(WORK TO COMPLETE): Pick out all lines of the entries that include the word "JSON" and copy them.

(DATA SHOWN):
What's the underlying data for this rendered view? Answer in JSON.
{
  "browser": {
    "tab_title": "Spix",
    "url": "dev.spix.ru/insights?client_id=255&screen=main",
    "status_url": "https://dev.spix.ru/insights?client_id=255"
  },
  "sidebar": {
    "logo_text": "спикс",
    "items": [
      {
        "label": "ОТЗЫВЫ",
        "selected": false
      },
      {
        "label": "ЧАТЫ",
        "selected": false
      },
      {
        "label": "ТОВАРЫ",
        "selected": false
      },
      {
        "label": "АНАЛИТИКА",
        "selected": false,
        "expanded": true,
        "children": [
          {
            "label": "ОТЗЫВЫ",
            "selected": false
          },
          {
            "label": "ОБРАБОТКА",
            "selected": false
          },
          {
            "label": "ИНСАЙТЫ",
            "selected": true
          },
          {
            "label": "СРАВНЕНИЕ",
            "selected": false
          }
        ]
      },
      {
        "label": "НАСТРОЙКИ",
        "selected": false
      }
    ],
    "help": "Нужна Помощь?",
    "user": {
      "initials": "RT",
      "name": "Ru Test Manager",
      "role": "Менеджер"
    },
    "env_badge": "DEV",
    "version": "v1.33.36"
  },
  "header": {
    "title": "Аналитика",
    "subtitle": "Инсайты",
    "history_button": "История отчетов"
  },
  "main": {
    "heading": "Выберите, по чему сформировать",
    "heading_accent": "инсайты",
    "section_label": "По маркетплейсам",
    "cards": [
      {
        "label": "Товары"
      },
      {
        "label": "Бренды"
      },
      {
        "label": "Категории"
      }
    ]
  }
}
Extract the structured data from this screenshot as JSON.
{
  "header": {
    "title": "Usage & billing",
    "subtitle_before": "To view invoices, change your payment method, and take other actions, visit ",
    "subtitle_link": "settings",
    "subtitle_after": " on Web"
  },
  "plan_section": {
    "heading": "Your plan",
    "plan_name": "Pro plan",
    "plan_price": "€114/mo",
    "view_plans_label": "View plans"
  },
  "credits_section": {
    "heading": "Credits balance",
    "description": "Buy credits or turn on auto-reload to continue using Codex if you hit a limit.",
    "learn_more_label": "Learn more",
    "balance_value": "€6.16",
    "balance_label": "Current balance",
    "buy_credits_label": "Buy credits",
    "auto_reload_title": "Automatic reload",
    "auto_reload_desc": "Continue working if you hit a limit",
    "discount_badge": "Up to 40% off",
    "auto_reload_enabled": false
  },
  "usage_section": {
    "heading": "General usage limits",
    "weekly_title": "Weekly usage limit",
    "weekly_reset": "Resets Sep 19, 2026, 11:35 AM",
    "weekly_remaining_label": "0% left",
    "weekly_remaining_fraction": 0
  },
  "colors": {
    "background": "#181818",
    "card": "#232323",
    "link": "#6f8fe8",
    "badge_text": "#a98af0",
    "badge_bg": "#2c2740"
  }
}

(ANSWER IN FULL):
What's the underlying data for this rendered view? Answer in JSON.
Extract the structured data from this screenshot as JSON.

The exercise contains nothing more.